_SOURCE RECORDS_:
----

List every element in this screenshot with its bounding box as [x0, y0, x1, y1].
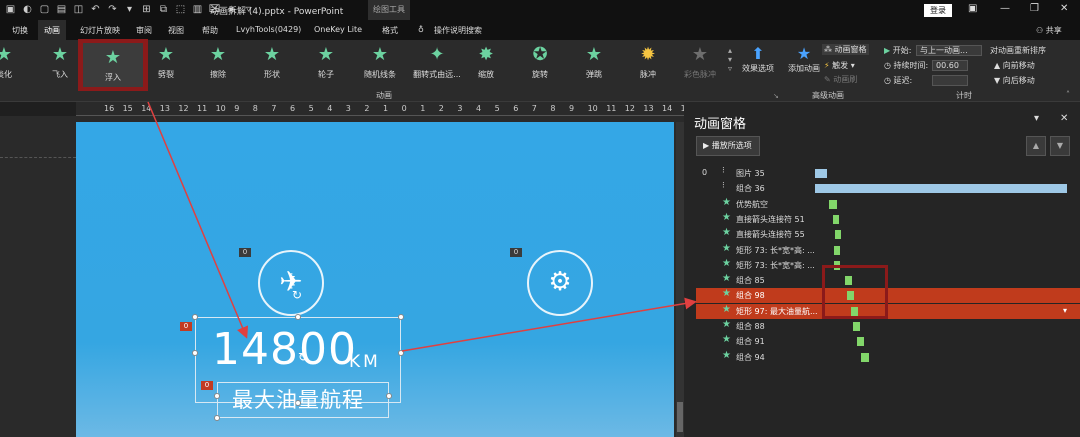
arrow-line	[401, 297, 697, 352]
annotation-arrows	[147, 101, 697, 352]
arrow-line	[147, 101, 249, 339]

----

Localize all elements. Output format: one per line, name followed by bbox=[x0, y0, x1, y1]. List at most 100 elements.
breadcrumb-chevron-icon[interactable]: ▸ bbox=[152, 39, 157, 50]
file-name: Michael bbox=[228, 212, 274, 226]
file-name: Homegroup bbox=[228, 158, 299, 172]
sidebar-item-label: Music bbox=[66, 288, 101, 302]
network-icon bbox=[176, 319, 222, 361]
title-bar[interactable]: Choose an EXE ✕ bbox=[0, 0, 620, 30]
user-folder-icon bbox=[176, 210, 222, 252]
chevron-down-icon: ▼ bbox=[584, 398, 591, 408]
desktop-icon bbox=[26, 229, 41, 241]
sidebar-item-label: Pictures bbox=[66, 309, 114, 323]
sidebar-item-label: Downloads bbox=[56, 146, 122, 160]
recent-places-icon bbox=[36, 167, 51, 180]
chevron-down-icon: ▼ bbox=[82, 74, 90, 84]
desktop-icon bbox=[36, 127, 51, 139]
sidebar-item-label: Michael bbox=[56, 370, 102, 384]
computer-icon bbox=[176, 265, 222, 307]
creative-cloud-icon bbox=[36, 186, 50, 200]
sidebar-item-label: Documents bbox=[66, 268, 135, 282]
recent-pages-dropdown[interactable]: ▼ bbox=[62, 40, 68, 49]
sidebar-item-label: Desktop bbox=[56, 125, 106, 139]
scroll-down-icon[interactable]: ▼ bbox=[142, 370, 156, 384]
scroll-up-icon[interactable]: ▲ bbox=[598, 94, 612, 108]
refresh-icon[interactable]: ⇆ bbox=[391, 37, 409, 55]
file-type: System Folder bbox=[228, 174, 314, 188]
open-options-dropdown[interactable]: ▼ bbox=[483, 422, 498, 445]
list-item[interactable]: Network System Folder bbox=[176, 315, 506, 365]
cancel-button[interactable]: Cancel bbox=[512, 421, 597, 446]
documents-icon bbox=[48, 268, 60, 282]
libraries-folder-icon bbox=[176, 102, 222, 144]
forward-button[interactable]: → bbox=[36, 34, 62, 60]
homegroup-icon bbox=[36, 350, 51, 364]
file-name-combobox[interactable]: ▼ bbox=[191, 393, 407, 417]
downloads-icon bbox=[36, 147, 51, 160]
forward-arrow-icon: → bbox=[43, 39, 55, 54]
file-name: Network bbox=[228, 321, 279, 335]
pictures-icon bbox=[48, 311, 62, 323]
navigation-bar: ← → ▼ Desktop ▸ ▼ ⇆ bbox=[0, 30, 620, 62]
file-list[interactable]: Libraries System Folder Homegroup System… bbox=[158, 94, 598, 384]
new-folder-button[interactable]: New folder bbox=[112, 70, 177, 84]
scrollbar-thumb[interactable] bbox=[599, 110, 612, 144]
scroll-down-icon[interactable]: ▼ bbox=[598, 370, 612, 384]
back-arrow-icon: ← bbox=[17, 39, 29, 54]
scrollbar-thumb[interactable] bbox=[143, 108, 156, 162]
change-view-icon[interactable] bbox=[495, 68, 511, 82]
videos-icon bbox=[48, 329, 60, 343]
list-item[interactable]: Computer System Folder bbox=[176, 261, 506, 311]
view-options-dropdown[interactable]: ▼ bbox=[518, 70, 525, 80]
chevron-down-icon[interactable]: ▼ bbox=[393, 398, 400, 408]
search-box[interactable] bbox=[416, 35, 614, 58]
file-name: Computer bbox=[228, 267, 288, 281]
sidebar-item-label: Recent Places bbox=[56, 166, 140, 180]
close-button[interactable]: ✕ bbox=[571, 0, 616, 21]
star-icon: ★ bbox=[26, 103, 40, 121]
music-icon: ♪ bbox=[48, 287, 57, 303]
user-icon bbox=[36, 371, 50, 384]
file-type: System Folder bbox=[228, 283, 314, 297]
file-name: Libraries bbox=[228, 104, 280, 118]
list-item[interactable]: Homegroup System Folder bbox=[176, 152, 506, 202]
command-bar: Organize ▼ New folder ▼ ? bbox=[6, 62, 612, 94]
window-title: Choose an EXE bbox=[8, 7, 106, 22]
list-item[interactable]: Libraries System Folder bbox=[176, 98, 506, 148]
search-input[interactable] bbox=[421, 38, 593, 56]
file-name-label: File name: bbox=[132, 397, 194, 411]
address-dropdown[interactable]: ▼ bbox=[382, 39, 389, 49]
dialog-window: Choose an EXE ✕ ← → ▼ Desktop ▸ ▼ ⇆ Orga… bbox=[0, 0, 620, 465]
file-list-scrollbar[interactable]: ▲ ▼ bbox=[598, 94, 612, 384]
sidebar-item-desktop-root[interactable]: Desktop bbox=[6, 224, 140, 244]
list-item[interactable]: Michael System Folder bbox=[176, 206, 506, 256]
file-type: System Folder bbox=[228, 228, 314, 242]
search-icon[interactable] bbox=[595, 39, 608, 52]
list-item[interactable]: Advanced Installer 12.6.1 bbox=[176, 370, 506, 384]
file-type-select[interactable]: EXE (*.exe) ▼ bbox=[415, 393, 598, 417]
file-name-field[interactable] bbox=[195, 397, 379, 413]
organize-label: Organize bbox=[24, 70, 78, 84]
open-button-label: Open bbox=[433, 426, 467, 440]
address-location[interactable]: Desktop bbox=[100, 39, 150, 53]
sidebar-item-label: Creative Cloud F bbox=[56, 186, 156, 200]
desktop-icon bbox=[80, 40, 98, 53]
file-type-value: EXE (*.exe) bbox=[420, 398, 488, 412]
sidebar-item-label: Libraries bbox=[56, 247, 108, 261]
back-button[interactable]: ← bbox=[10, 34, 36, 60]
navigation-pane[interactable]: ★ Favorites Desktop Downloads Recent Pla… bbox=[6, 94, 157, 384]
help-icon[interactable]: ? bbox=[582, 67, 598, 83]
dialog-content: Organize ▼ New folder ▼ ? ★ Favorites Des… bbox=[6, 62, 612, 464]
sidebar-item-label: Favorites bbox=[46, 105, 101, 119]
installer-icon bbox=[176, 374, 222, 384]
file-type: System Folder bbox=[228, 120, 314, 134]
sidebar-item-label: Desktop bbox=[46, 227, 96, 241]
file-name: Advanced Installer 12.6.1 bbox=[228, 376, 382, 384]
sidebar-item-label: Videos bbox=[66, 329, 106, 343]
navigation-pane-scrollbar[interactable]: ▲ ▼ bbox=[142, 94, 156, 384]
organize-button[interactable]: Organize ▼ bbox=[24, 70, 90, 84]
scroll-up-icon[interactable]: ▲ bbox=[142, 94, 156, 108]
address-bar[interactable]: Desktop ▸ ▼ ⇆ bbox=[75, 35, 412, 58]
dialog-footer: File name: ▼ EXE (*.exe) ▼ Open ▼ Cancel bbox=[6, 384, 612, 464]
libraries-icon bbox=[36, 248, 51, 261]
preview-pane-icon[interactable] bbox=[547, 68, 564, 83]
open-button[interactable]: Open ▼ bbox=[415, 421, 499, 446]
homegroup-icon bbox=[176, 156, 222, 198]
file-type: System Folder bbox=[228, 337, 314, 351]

----

_SHORT TASK_:
Transcribe, with no alterations, the lines of the records from the one containing "Localize all elements." through the one containing "file-name: Michael bbox=[228, 212, 274, 226]", both included.

_EXERCISE OUTPUT_:
Localize all elements. Output format: one per line, name followed by bbox=[x0, y0, x1, y1]. List at most 100 elements.
breadcrumb-chevron-icon[interactable]: ▸ bbox=[152, 39, 157, 50]
file-name: Michael bbox=[228, 212, 274, 226]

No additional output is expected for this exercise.